Rows
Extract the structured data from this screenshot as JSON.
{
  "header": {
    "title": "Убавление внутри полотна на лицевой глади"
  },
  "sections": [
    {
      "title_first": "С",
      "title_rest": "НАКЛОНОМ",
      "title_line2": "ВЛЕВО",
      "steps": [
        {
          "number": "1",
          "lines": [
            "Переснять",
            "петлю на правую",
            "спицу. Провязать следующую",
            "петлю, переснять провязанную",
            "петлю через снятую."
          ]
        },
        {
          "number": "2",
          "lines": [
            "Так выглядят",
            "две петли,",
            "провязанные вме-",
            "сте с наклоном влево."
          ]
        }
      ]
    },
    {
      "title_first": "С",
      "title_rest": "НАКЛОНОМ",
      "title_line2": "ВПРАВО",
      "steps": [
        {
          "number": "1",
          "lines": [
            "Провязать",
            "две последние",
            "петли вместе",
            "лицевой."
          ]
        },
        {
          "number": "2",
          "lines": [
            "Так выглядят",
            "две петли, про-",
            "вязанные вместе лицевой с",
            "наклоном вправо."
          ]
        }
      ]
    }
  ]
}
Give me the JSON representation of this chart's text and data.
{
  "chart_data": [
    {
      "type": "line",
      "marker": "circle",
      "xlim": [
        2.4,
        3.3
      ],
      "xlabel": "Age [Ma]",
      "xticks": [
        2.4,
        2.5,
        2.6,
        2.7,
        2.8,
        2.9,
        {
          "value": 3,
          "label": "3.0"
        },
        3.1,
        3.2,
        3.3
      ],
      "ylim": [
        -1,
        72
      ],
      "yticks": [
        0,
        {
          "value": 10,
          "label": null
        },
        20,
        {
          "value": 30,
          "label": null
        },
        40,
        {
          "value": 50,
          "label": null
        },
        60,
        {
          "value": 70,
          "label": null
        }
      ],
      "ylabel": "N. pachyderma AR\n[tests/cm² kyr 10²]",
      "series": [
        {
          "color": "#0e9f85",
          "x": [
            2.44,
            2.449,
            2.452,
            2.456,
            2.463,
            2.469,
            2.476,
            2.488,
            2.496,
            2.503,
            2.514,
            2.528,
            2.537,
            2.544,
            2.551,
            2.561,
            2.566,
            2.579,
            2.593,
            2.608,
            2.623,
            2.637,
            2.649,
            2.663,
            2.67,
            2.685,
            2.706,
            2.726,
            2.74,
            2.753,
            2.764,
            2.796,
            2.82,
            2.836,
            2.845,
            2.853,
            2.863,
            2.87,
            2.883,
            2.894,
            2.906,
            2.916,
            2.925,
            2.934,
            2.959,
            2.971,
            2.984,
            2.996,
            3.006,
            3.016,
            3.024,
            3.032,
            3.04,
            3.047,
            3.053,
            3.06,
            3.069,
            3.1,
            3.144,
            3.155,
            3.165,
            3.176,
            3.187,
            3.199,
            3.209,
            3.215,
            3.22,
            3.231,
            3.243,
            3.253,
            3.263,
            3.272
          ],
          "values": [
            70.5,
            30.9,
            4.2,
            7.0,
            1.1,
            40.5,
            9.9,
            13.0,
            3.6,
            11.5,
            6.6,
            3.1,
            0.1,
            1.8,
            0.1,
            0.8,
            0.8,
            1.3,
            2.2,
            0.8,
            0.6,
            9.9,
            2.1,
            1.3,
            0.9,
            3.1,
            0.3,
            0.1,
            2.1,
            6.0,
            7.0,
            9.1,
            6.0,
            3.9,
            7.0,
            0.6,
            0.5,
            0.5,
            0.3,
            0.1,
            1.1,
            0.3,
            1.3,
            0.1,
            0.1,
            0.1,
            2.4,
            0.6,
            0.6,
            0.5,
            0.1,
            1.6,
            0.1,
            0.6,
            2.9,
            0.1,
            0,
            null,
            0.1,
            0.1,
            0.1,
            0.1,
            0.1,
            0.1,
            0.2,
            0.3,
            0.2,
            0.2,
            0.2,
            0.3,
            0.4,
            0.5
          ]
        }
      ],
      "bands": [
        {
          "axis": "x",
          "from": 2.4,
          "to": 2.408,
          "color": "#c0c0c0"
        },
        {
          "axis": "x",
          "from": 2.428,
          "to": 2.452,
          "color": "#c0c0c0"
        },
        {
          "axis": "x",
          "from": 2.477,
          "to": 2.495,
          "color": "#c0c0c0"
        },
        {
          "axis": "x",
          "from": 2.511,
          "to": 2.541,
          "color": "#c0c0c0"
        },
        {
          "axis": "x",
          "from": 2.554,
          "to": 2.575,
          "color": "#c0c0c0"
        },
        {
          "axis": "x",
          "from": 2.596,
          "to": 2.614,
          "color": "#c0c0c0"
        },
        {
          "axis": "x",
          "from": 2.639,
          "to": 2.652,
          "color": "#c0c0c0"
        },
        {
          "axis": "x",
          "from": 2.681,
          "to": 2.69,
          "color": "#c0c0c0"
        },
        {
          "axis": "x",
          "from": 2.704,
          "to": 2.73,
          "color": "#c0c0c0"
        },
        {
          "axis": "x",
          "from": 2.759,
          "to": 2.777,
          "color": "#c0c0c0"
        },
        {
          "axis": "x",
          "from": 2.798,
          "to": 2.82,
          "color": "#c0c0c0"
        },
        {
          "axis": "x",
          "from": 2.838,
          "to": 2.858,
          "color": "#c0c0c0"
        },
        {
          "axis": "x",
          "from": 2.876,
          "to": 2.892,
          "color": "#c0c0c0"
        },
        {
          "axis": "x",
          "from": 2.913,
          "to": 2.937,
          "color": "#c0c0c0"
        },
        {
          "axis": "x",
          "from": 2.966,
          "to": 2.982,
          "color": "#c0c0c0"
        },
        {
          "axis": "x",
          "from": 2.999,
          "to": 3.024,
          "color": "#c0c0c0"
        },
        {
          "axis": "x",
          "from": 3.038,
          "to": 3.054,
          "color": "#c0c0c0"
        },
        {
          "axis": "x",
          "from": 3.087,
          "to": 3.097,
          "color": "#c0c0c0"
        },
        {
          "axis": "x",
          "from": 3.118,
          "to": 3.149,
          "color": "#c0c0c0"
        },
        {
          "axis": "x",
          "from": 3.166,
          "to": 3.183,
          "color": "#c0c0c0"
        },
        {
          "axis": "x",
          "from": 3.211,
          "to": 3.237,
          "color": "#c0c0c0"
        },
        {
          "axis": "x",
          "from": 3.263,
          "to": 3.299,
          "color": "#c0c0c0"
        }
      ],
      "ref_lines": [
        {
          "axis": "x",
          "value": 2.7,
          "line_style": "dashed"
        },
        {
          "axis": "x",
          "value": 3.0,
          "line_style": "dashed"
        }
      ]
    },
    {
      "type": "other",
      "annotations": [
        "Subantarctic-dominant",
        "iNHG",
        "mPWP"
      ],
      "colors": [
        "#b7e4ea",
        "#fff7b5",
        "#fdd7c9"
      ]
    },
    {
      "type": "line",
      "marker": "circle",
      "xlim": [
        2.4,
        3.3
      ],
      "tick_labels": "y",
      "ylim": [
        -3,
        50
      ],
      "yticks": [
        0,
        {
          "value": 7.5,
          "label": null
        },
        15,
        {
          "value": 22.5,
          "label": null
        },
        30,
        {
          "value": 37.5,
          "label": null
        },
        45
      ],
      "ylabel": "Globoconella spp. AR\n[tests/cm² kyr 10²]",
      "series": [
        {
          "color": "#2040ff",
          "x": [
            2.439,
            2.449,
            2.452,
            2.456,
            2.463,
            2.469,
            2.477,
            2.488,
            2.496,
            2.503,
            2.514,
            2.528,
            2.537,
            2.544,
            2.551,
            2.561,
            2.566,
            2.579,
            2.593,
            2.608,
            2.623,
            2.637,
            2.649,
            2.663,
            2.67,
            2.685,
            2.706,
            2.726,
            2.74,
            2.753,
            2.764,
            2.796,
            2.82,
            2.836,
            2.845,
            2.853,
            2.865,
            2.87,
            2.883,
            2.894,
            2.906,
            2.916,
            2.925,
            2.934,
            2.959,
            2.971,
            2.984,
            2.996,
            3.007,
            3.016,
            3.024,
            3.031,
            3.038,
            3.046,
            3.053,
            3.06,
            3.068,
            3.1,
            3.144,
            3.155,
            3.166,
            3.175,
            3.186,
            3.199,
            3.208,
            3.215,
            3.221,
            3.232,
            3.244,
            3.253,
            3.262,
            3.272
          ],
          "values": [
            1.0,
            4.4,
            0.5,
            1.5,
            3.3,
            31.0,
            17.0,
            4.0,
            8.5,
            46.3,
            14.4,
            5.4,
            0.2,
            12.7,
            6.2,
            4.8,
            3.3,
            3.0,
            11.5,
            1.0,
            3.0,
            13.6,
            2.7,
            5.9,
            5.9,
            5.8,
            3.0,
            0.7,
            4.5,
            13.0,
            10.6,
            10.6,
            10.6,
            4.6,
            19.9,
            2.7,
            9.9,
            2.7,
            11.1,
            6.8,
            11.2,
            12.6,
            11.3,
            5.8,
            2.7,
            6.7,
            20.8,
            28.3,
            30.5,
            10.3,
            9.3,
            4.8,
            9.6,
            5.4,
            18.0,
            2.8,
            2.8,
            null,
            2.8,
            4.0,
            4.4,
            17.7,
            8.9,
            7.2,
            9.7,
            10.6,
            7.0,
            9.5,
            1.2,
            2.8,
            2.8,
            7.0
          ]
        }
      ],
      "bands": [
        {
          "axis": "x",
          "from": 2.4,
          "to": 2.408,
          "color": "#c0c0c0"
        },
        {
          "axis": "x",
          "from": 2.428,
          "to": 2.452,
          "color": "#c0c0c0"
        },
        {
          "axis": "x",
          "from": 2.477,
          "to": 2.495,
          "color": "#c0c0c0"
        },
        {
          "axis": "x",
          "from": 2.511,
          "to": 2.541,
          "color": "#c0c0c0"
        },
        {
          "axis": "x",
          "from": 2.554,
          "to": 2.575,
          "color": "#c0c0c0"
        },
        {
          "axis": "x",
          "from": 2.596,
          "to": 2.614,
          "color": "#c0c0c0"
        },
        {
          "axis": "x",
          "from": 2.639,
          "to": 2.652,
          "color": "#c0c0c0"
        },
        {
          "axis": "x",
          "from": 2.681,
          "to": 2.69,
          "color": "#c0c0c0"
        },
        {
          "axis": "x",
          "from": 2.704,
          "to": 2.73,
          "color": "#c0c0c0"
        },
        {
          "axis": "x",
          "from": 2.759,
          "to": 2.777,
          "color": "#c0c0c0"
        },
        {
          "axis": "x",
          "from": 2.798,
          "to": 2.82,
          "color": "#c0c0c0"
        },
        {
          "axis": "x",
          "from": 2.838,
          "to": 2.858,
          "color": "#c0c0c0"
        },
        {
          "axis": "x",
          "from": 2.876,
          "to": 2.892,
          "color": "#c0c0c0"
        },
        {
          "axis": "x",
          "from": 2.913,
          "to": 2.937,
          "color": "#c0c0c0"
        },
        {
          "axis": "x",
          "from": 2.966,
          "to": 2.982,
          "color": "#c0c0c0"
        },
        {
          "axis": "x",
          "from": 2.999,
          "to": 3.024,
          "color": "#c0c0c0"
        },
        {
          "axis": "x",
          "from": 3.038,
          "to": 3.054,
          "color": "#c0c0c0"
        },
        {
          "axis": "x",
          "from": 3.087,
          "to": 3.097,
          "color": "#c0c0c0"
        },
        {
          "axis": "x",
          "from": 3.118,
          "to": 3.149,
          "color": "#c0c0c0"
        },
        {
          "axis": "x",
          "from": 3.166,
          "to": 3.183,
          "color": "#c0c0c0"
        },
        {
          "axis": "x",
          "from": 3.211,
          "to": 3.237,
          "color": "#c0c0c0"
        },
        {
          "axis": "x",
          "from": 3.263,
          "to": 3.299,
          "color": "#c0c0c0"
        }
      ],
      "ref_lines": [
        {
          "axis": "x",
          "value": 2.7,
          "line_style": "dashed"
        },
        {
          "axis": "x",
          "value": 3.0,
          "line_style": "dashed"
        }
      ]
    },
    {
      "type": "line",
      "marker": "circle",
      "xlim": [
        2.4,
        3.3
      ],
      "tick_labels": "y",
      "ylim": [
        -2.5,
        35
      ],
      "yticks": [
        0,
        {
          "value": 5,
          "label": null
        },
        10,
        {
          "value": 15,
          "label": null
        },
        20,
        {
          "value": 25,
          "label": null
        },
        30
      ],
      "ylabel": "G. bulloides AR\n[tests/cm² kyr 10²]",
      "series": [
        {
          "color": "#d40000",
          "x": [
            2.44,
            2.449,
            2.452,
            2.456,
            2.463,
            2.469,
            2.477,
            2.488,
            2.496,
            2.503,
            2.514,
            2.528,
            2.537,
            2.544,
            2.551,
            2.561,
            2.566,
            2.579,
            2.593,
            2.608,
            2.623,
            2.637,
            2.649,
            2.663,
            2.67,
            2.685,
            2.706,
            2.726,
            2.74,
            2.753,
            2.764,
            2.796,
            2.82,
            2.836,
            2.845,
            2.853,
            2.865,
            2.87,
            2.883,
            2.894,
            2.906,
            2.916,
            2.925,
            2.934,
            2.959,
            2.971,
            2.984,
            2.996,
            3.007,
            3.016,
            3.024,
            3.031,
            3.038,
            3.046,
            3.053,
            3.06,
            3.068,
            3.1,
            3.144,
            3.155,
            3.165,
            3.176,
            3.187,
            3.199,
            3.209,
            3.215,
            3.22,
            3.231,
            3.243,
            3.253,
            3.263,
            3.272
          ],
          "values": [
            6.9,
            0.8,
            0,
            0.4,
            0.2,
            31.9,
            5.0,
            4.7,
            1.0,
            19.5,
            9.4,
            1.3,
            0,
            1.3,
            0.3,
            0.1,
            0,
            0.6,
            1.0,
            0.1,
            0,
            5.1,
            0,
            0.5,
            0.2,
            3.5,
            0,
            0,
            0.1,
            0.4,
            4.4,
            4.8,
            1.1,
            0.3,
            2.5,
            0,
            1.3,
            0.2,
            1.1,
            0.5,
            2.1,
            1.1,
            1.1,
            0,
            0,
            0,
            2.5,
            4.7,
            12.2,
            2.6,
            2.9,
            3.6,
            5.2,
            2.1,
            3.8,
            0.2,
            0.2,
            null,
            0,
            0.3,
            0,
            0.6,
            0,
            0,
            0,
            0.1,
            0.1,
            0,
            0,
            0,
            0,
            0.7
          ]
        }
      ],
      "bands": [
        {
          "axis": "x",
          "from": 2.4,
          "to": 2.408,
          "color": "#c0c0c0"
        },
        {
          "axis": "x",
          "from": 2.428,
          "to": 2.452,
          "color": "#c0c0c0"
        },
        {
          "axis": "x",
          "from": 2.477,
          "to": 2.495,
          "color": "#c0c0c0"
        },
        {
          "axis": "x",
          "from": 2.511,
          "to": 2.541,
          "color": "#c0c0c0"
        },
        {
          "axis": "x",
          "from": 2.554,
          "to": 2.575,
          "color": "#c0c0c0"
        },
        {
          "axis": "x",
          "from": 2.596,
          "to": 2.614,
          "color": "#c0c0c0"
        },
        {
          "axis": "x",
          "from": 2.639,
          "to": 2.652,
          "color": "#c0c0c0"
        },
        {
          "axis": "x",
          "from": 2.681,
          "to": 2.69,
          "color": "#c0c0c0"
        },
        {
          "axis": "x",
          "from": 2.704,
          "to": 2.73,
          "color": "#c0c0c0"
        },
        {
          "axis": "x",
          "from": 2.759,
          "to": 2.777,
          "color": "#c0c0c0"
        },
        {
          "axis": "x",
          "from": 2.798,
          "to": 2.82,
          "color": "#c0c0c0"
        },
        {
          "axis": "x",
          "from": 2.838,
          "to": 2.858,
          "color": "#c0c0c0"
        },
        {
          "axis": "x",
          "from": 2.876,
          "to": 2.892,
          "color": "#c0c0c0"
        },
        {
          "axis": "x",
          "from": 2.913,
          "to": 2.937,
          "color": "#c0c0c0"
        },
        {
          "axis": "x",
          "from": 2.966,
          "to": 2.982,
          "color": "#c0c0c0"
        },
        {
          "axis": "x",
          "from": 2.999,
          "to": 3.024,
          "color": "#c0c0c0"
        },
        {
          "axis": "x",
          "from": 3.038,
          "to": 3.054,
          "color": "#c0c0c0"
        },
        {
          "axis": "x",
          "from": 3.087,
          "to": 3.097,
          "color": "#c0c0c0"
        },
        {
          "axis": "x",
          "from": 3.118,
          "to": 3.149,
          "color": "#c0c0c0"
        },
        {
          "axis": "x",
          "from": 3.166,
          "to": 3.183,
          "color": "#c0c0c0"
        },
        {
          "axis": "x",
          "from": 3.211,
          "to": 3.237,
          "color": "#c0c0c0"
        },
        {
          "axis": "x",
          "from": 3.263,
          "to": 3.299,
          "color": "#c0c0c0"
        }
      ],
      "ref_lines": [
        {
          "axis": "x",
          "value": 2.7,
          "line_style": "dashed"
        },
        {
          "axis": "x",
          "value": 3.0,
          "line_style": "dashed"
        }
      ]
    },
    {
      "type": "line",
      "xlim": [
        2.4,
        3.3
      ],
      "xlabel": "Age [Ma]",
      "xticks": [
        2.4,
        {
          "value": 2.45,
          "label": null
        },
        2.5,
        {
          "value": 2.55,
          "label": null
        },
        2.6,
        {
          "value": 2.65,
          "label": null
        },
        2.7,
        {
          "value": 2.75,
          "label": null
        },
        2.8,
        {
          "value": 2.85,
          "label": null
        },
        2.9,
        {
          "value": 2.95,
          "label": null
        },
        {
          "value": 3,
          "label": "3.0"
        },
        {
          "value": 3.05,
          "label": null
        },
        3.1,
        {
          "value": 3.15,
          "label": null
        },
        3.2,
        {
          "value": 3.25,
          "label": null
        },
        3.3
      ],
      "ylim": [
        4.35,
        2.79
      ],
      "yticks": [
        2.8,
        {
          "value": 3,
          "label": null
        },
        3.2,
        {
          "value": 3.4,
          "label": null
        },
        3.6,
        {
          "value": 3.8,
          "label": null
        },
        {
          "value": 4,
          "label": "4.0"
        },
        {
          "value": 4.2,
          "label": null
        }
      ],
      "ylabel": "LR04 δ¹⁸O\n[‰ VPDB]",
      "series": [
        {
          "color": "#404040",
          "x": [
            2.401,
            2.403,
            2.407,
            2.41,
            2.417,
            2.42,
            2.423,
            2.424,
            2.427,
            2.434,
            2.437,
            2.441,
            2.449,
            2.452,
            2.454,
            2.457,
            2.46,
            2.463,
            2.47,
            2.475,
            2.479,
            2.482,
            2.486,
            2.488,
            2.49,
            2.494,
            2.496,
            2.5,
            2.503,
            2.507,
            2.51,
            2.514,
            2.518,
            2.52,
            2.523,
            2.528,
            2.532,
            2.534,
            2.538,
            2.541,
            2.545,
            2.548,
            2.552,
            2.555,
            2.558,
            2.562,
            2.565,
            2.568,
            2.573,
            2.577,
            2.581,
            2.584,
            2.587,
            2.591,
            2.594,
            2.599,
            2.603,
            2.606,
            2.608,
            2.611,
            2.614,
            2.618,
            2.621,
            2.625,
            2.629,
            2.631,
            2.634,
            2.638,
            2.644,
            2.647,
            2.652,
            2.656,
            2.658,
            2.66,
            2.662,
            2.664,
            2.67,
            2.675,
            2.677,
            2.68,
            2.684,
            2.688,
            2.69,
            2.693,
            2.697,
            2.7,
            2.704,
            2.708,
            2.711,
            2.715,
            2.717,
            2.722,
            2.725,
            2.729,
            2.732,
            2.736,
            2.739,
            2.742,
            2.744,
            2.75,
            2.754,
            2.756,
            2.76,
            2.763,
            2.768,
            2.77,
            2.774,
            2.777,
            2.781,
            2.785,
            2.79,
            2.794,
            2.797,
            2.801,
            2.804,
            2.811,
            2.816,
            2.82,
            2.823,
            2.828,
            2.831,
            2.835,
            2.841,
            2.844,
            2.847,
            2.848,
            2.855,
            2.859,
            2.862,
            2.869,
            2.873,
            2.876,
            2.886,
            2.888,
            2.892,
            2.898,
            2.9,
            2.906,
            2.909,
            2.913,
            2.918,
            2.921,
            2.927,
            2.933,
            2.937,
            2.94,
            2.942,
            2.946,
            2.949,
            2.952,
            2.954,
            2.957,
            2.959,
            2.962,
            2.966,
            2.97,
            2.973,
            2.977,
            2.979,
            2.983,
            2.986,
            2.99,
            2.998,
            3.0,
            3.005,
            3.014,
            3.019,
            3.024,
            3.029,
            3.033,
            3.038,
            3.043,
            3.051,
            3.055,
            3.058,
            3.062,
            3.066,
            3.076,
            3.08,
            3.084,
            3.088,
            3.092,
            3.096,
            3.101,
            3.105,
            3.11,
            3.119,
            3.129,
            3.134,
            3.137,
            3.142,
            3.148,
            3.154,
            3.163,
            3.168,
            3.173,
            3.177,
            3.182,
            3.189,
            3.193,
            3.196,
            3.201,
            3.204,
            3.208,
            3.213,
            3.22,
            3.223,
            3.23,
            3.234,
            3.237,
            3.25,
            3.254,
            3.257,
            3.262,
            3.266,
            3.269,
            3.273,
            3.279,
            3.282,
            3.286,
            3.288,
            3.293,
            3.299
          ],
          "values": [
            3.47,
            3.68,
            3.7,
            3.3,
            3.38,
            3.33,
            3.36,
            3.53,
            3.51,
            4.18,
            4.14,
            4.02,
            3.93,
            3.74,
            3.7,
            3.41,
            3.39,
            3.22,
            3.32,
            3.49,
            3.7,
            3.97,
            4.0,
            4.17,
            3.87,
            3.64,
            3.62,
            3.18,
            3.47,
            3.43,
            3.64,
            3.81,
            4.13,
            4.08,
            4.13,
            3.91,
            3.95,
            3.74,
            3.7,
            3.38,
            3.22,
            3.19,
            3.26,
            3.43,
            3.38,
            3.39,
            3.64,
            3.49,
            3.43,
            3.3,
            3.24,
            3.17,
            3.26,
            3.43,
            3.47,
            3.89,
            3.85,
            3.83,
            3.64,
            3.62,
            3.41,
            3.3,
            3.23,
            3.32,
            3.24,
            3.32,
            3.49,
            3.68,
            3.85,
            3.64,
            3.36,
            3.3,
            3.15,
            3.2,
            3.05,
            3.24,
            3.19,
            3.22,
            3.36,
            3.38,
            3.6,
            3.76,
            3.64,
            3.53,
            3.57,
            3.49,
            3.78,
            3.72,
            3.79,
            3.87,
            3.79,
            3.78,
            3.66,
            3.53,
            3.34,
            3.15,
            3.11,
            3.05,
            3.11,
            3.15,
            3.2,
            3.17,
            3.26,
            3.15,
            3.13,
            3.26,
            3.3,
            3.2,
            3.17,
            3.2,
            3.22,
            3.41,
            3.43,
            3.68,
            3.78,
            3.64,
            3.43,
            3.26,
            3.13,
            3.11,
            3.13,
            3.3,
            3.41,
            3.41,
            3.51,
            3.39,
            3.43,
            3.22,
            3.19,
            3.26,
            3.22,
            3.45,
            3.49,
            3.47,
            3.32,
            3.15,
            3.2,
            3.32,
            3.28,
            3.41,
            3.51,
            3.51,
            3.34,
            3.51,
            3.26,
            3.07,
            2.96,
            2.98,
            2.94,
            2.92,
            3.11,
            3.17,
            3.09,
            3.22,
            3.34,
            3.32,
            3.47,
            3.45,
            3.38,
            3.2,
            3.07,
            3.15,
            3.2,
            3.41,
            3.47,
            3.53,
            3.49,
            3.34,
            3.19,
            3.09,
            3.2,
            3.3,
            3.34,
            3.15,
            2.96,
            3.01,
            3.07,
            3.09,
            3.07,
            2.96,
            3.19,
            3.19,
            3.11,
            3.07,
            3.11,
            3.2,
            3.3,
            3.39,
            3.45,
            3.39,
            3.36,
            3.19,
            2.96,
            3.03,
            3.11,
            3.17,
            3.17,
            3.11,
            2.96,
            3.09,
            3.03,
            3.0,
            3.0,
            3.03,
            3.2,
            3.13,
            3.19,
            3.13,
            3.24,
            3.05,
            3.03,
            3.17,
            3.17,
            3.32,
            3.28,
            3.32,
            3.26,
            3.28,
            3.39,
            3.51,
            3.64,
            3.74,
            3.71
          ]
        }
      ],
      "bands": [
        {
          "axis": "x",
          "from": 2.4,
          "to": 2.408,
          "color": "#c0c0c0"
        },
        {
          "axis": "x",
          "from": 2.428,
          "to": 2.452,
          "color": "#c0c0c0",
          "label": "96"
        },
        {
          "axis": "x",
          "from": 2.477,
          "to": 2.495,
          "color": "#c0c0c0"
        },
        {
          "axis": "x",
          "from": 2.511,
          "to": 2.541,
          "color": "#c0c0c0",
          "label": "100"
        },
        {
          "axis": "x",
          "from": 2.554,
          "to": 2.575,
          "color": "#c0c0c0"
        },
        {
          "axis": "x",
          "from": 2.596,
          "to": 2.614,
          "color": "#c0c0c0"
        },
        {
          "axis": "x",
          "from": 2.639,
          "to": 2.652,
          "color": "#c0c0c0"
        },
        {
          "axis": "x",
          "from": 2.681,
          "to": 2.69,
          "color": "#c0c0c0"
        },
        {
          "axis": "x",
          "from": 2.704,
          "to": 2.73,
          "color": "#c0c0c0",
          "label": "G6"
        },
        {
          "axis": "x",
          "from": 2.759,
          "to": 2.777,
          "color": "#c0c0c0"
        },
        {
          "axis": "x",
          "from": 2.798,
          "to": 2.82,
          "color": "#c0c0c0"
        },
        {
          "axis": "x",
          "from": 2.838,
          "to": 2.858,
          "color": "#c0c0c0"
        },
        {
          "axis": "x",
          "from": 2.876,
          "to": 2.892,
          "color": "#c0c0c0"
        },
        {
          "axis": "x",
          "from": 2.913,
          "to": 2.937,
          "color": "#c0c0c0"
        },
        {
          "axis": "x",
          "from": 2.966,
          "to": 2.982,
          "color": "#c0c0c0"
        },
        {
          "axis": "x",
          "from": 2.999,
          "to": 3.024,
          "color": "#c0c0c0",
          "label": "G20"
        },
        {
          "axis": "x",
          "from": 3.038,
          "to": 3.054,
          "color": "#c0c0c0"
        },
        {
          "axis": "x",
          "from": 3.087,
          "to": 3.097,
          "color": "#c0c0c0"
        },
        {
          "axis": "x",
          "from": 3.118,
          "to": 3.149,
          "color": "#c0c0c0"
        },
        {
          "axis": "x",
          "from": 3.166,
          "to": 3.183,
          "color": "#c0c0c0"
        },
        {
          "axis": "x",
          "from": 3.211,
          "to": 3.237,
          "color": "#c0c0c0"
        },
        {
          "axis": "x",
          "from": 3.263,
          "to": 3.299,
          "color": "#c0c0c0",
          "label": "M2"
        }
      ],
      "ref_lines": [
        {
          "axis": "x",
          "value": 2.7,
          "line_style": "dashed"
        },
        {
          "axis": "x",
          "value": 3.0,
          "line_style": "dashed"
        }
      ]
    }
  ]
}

Description of the task
Show each line holding the word "JSON".

Answer for this exercise
Extract the structured data from this screenshot as JSON.
Give me the JSON representation of this chart's text and data.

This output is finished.